▶ **Text extract**
* * * * * * *

Prove radiance contributions of deeper paths fade away

Question

When ray tracing, I find it intuitively clear that deeper paths have a lower contribution to the overal picture than shorter paths. This is the main reason why it is generally okay to render a picture only to a certain depth, but I am currently not able to prove this.

Formally, we can write the rendering equation as

\begin{align*} L_o(\vec{p}_0, \omega_0) &= L_e(\vec{p}_0, \omega_0) \\ &+ \int_{\Omega} f_r(\vec{p}_0, \omega_0, -\omega_1) \cos{\theta_1} L_e(\vec{p}_1, \omega_1) \text{d} \omega_1 \\ &+ \int_{\Omega^2} f_r(\vec{p}_0, \omega_0, -\omega_1) \cos{\theta_1} f_r(\vec{p}_1, \omega_1, -\omega_2) \cos{\theta_2} L_e(\vec{p}_2, \omega_2) \text{d} \omega_1 \text{d} \omega_2 \\ &+ \dots \,, \end{align*} where $\vec{p}_{j+1}$ is defined as the intersection of a ray with origin $\vec{p}_j$ and direction $-\omega_{j+1}$ and $\theta_{j+1}$ is the angle between the normal of the surface at $\vec{p}_j$ and $-\omega_{j+1}$. Each term represents the radiance contribution of respectively paths with depth 0, 1, 2, and so on. Let's denote the contribution of depth $d$ with $L_o^{(d)}(\vec{p}_0, \omega_0)$. I suspect that, under mild conditions on the scene, the contributions of these terms will asymptotically decrease exponentially: $$L_o^{(d)}(\vec{p}_0, \omega_0) = \mathcal{O}(t^d) \,\text{ as } d \rightarrow \infty$$ for some $t$ with $0 < t < 1$, where I have used the big-O notation.

* * * * * * *

▶ **What you will do**
Transcribe the ray-tracing question from "When ray tracing, I" up to and including "to prove this.".

* * * * * * *

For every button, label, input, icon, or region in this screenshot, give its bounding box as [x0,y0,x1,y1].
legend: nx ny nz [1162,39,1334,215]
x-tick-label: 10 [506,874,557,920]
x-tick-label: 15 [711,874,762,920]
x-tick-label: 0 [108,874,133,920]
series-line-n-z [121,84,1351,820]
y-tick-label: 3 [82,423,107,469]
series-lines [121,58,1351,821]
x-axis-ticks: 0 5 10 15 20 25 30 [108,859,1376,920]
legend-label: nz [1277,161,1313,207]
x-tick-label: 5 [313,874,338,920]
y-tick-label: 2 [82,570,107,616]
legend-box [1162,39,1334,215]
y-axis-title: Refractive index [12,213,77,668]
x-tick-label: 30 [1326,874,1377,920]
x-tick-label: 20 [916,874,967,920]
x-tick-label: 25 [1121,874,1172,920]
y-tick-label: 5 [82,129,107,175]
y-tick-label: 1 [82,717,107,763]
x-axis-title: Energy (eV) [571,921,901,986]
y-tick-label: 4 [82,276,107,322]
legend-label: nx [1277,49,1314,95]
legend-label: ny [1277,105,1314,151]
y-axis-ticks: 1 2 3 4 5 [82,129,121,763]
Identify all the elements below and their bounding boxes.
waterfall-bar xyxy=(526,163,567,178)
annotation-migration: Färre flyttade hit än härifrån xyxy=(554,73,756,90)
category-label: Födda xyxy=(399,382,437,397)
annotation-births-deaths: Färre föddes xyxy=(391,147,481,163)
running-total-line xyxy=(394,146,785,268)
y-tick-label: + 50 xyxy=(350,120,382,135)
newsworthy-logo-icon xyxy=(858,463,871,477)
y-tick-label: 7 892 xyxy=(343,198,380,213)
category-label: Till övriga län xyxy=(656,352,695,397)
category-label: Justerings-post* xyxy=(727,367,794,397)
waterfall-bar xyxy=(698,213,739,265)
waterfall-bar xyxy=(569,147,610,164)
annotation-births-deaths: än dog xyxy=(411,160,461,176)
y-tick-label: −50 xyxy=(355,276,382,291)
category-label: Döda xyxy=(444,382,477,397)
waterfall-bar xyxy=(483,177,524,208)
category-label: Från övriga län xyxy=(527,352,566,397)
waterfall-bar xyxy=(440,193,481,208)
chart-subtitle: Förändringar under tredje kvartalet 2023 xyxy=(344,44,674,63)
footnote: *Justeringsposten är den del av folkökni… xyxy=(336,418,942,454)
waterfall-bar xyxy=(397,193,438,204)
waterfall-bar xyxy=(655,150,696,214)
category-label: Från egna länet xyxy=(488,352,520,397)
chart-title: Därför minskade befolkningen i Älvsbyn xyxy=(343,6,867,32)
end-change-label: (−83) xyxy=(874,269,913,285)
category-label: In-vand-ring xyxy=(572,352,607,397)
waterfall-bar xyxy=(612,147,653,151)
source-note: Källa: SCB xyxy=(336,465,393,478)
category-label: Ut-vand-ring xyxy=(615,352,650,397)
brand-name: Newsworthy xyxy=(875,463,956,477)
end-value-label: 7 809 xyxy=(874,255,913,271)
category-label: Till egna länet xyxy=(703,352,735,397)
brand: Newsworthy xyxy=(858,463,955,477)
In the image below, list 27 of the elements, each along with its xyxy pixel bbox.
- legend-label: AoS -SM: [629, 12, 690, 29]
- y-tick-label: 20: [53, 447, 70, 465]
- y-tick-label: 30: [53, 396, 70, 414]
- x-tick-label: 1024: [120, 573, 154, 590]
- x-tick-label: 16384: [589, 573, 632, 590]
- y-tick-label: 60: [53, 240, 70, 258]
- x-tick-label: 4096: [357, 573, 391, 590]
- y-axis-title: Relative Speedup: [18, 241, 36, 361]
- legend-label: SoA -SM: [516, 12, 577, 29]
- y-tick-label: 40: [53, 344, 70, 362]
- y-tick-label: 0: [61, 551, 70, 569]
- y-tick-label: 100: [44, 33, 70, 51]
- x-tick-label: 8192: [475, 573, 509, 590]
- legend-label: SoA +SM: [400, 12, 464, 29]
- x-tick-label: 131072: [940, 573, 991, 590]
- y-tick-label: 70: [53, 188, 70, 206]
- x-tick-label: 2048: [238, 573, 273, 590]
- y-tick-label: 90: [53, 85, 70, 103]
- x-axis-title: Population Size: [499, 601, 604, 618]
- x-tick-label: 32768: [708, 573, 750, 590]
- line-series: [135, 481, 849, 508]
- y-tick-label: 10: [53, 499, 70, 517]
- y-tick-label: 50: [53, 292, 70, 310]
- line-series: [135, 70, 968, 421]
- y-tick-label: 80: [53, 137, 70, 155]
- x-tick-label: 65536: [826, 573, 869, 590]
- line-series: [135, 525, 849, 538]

* * * * * * *

▶ **Task answer**
When ray tracing, I find it intuitively clear that deeper paths have a lower contribution to the overal picture than shorter paths. This is the main reason why it is generally okay to render a picture only to a certain depth, but I am currently not able to prove this.